▸ DATASET RECORDS
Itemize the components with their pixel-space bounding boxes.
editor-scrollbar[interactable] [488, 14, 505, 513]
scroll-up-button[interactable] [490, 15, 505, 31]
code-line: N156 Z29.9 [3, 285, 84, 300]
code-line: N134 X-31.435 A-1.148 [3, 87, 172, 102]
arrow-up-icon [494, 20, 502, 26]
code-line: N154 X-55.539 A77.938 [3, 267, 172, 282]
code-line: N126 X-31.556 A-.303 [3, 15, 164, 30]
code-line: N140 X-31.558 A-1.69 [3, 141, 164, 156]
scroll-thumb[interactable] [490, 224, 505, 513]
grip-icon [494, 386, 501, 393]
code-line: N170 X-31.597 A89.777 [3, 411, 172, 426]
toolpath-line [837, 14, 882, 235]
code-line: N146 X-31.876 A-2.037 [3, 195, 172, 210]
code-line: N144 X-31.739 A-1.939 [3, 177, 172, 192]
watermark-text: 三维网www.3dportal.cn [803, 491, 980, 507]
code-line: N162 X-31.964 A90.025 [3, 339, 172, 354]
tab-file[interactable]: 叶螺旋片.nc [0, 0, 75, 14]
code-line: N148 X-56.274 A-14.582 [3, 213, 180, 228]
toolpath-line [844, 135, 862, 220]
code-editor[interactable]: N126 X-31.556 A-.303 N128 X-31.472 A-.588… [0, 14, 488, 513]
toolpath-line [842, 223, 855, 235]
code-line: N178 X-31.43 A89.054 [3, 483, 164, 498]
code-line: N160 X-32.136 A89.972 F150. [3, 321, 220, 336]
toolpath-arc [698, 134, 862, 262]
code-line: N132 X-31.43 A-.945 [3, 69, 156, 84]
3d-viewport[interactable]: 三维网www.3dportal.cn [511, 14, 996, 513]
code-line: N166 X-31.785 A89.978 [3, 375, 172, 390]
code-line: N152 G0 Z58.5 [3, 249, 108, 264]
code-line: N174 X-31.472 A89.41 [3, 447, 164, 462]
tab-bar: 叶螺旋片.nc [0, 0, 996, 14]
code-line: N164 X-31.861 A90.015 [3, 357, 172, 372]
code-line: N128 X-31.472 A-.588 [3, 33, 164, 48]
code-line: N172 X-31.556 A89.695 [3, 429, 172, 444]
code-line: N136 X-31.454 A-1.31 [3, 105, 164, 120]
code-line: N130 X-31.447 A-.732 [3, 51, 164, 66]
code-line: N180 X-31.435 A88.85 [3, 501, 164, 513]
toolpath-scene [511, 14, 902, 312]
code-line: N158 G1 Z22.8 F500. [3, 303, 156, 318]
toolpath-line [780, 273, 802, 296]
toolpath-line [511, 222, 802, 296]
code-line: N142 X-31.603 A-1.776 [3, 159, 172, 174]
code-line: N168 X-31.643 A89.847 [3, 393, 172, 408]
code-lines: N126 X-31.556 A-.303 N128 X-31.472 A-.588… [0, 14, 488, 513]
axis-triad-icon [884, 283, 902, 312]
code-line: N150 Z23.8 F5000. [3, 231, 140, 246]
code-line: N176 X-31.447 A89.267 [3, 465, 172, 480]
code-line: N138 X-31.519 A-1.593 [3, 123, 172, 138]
--
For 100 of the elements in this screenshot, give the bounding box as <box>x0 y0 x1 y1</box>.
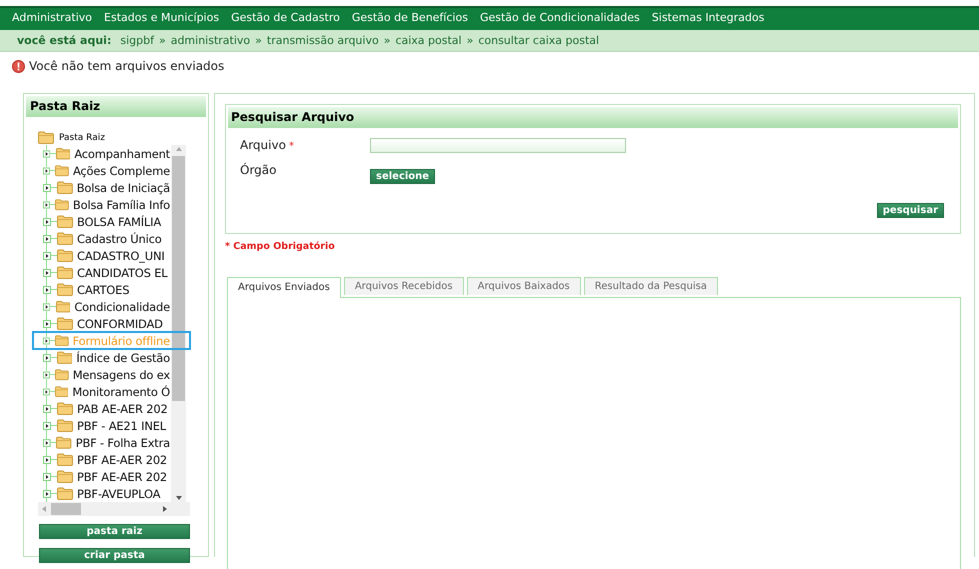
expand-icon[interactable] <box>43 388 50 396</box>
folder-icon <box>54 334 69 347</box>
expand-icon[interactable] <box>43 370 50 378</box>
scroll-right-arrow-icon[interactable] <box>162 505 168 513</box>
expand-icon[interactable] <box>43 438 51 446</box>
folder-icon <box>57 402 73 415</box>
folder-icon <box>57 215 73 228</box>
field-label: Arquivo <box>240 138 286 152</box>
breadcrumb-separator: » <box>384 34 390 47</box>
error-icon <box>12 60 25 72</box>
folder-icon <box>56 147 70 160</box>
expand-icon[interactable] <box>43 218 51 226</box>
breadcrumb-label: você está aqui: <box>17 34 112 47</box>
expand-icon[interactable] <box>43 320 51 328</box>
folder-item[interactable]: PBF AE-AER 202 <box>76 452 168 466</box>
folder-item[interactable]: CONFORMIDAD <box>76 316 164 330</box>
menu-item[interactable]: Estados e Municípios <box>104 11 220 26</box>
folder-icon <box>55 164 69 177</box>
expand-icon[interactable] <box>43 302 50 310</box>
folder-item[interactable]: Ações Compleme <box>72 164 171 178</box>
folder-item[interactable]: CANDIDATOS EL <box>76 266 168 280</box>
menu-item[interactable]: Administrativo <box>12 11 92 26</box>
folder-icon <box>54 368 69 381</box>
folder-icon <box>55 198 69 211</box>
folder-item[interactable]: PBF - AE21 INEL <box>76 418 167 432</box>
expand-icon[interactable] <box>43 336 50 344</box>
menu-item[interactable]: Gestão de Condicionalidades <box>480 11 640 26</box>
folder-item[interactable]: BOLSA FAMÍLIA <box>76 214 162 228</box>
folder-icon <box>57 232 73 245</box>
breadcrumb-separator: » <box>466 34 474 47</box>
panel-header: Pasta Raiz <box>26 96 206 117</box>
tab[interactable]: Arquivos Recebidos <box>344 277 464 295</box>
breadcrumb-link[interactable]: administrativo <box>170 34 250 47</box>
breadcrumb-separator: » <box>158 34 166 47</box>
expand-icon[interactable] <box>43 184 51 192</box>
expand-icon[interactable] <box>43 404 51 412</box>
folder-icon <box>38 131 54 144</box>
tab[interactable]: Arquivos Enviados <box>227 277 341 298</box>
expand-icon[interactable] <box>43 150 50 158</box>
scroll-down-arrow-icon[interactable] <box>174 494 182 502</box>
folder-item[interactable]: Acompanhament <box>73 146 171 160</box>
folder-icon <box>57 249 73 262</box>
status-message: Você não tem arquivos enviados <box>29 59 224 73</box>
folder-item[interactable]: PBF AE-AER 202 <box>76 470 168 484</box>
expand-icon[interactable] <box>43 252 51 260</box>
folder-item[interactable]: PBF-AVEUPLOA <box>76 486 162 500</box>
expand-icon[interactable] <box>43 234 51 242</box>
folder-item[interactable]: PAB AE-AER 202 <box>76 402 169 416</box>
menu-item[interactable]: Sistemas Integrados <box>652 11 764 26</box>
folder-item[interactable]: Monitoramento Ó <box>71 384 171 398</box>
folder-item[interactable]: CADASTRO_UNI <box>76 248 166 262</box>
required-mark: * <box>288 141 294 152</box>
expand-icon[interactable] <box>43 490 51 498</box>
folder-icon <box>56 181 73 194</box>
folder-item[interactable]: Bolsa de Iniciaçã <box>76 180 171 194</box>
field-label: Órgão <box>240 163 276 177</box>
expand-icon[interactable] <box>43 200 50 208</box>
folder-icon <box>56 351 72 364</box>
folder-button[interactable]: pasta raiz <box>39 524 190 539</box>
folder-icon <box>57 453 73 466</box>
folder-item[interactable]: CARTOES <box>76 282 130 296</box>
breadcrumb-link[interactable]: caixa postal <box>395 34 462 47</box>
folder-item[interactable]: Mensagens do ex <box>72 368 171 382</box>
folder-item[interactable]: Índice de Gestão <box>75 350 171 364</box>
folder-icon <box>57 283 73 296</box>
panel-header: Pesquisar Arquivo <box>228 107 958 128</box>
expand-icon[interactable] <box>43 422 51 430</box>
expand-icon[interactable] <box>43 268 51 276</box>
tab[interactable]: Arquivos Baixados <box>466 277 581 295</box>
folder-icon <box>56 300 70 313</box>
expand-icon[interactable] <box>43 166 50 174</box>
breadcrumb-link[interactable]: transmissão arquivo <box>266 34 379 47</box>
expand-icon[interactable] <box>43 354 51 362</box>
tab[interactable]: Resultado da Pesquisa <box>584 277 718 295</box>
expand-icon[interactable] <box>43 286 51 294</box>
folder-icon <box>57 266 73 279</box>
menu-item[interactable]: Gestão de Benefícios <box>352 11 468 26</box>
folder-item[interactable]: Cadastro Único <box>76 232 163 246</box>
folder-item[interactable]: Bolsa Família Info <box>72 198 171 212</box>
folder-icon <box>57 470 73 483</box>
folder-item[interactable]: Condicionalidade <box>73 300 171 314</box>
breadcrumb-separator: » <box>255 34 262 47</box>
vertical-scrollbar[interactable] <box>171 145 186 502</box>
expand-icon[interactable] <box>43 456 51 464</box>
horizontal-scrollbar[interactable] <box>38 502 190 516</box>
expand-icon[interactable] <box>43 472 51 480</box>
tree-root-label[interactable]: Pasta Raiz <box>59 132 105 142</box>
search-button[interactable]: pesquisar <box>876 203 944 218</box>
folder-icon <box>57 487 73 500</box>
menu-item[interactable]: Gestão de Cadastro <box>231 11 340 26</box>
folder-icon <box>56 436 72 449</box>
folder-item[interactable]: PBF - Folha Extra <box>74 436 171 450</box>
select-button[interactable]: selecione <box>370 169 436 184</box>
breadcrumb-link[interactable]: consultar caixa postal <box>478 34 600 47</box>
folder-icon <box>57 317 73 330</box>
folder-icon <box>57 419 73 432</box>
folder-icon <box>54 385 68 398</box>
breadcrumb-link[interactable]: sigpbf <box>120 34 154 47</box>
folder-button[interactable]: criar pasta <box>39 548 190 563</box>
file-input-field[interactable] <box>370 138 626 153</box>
--
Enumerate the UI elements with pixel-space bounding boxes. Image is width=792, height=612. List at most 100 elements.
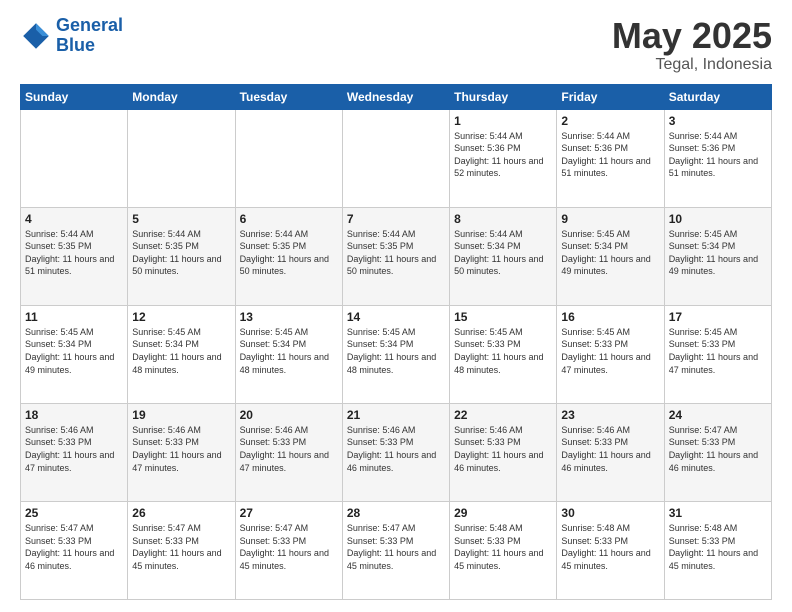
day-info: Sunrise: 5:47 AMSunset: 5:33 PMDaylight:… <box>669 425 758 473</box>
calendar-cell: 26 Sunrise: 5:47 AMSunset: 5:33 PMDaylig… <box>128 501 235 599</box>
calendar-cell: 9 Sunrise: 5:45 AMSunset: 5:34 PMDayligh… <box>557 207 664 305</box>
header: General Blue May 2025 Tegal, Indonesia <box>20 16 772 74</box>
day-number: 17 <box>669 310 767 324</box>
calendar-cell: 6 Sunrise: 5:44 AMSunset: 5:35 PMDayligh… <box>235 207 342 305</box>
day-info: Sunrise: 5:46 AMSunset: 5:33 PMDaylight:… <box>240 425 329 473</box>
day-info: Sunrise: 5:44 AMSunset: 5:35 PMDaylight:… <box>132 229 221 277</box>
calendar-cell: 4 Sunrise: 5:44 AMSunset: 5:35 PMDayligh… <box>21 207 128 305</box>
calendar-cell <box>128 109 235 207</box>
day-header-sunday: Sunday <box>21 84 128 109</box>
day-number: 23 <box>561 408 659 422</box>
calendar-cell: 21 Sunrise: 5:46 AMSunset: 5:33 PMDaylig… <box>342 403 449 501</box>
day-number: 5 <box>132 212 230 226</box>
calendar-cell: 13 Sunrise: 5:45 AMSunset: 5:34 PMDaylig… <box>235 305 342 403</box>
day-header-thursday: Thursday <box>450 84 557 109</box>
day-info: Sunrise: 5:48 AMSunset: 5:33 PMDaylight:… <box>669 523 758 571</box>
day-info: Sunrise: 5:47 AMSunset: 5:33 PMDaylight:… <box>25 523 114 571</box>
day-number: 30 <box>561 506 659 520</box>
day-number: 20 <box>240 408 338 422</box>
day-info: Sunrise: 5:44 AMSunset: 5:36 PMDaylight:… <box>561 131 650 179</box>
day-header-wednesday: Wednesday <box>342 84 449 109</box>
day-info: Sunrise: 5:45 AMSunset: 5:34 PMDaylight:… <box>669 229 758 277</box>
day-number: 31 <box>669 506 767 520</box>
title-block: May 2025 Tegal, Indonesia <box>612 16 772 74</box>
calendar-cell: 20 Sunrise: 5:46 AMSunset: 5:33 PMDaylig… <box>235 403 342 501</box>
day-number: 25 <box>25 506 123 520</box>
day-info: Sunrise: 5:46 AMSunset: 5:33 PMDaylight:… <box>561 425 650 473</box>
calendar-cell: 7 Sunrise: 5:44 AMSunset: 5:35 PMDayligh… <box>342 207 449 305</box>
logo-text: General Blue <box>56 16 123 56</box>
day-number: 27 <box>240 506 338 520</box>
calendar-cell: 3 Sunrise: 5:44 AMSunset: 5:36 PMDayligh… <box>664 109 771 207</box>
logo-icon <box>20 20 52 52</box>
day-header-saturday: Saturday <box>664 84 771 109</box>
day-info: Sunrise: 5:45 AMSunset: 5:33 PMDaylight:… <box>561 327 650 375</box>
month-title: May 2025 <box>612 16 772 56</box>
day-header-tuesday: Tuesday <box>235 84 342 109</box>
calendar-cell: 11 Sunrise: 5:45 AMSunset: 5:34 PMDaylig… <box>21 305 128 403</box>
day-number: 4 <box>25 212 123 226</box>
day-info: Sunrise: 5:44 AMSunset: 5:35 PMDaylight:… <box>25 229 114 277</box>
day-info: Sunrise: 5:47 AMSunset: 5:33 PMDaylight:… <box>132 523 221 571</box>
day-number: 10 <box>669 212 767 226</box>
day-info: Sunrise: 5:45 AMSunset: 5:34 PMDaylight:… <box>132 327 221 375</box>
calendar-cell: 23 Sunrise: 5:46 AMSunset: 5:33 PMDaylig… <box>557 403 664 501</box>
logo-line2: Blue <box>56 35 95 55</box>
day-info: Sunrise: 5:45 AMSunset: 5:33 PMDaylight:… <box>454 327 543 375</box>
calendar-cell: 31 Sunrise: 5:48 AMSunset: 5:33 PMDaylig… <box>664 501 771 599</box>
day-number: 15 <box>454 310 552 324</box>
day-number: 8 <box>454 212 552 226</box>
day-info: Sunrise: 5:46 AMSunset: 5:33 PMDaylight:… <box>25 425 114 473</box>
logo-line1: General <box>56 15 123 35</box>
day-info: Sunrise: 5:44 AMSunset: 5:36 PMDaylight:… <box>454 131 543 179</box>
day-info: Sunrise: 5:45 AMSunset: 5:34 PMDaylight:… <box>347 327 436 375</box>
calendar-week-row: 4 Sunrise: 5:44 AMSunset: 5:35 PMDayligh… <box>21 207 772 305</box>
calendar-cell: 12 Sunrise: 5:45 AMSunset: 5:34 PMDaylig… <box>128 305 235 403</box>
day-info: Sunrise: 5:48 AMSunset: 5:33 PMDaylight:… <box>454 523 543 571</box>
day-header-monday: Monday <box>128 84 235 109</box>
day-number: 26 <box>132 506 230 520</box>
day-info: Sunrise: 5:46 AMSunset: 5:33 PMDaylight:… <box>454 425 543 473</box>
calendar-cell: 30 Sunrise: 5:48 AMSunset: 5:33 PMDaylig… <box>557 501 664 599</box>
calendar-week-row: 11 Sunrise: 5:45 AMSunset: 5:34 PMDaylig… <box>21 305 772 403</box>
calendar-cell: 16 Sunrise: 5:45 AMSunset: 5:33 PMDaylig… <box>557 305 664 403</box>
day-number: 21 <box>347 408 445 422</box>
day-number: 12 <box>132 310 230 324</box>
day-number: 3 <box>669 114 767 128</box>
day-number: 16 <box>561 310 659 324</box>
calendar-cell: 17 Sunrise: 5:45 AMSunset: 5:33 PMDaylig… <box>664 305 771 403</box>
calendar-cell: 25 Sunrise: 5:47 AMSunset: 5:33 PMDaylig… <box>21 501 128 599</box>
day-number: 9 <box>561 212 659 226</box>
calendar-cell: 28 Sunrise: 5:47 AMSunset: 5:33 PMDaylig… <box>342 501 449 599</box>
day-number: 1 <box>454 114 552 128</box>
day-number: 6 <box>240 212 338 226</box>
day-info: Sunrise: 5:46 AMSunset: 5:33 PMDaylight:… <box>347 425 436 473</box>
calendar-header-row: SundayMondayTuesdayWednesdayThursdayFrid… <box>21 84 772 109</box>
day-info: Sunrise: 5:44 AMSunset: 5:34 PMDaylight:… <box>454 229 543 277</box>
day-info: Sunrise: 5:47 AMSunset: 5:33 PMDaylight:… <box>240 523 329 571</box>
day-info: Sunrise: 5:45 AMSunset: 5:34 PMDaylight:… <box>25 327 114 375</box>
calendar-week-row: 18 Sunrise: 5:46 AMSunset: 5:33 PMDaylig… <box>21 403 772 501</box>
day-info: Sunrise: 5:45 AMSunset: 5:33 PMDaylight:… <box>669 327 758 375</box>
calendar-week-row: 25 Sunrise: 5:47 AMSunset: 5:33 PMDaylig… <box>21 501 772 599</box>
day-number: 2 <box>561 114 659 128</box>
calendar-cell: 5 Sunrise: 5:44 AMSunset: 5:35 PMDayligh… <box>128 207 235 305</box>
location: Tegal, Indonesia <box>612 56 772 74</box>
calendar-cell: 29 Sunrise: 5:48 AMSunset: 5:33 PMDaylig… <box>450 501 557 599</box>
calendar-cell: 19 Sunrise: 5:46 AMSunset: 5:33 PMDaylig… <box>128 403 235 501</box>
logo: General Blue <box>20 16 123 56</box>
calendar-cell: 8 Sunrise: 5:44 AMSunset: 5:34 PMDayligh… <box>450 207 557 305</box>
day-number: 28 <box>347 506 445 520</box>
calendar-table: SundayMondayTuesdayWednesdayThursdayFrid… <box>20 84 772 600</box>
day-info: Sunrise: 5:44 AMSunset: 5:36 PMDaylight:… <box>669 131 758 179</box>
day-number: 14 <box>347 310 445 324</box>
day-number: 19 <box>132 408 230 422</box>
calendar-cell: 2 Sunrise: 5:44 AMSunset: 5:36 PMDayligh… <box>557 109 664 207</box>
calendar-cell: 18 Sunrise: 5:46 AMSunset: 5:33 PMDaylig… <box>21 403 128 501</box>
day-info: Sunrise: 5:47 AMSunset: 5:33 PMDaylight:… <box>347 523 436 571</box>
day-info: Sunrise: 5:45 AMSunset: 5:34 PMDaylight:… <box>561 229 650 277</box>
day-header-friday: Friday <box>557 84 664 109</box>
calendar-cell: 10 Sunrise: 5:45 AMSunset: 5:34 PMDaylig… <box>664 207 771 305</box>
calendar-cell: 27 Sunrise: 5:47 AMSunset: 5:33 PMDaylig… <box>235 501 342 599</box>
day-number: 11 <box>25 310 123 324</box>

▸ INSTRUCTIONS TO FOLLOW
Output the part that opens with the line containing "expand-icon[interactable] <box>43 388" and closes with the line containing "expand-icon[interactable] <box>43 438", both ends included, as a Markdown table with columns Row and Line, numbering each row and leaving out blank lines.

▸ FINAL ANSWER
| Row | Line |
|---|---|
| 1 | expand-icon[interactable] <box>43 388 50 396</box> |
| 2 | folder-icon <box>54 334 69 347</box> |
| 3 | expand-icon[interactable] <box>43 370 50 378</box> |
| 4 | scroll-right-arrow-icon[interactable] <box>162 505 168 513</box> |
| 5 | expand-icon[interactable] <box>43 438 51 446</box> |